---------- Data lines ----------

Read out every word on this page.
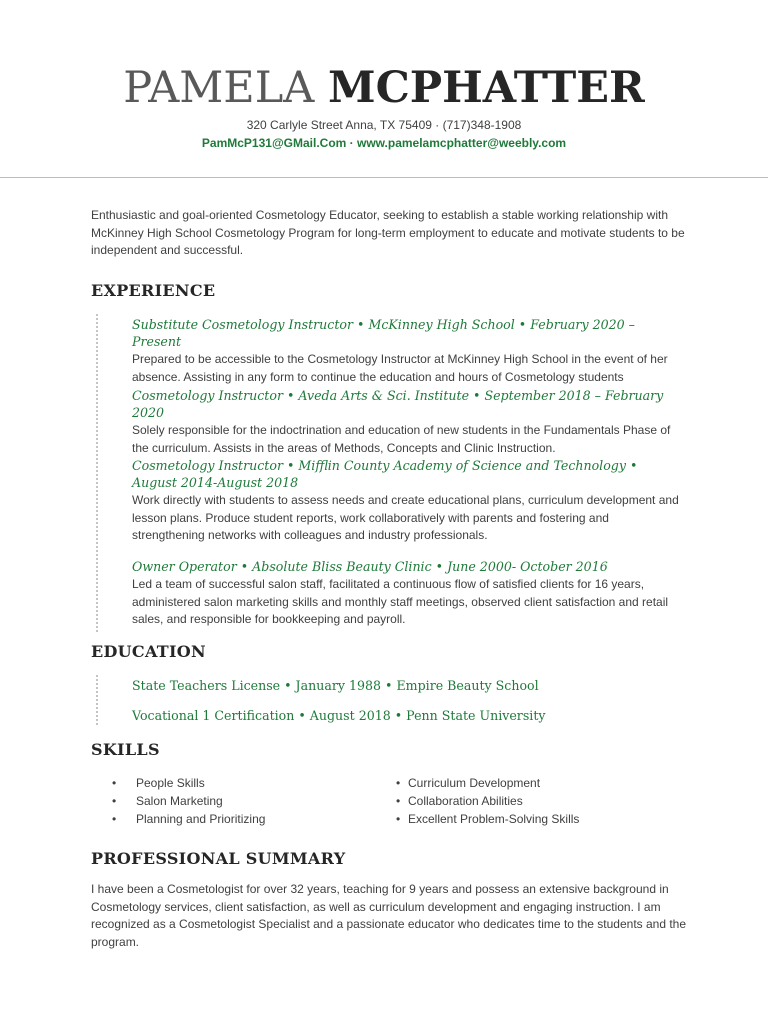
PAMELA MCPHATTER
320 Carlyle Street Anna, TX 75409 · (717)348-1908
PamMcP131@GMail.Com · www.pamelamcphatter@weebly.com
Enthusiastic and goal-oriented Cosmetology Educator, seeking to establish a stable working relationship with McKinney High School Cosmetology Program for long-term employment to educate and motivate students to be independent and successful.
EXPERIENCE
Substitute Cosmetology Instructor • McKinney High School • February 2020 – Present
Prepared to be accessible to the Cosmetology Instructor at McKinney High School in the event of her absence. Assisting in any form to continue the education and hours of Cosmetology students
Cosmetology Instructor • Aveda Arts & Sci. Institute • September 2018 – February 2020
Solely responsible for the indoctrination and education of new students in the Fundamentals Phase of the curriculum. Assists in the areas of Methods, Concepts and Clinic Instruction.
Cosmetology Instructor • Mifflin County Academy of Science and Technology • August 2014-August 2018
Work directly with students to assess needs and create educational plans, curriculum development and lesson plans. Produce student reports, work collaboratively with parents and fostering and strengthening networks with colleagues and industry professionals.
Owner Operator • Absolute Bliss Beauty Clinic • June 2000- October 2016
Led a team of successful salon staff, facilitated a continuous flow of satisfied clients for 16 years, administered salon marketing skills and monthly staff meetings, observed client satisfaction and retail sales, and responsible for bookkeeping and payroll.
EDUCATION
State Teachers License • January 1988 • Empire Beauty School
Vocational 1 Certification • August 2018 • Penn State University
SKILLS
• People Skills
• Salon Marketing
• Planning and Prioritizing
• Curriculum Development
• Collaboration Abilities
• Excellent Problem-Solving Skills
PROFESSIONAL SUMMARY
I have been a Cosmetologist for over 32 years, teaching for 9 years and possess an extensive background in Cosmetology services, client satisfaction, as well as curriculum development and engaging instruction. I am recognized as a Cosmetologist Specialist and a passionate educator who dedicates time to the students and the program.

----------
---------- Data lines ----------

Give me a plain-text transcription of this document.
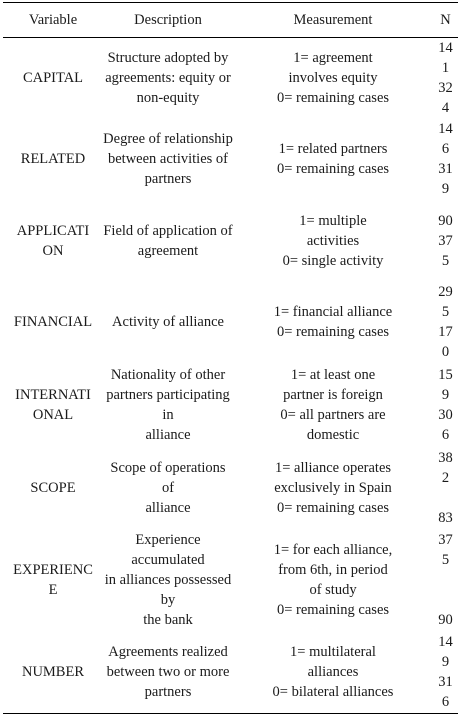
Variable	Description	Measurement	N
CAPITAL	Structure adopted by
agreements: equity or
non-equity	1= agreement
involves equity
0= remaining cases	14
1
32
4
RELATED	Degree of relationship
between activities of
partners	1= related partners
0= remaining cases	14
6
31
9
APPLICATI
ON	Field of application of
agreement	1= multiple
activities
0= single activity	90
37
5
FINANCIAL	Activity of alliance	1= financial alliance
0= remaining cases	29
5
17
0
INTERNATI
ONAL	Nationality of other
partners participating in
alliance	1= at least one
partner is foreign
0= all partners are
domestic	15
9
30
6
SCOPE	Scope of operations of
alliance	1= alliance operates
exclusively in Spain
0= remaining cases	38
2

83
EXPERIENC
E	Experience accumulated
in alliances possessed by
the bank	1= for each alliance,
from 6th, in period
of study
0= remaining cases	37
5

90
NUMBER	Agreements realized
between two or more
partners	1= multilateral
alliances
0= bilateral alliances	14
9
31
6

----------
---------- Data lines ----------

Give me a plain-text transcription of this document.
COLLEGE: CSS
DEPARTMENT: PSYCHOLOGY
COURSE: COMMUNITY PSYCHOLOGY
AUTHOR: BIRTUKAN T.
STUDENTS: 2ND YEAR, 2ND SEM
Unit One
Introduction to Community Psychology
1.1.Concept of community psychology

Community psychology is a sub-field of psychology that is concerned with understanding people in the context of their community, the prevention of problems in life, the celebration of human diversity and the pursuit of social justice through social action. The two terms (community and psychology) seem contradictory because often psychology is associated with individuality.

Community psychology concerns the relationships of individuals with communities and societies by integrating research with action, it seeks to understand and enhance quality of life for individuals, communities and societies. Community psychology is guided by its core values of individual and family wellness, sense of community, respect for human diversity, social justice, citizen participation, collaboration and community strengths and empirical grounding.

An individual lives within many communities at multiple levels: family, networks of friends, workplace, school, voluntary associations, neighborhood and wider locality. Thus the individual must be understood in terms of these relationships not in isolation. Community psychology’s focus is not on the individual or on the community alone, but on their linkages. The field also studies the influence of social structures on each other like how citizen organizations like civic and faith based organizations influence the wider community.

----------

**What is expected:** Identify every line holding the word "August" and copy it out.

**Exercise result:**
Cosmetology Instructor • Mifflin County Academy of Science and Technology • August 2014-August 2018
Vocational 1 Certification • August 2018 • Penn State University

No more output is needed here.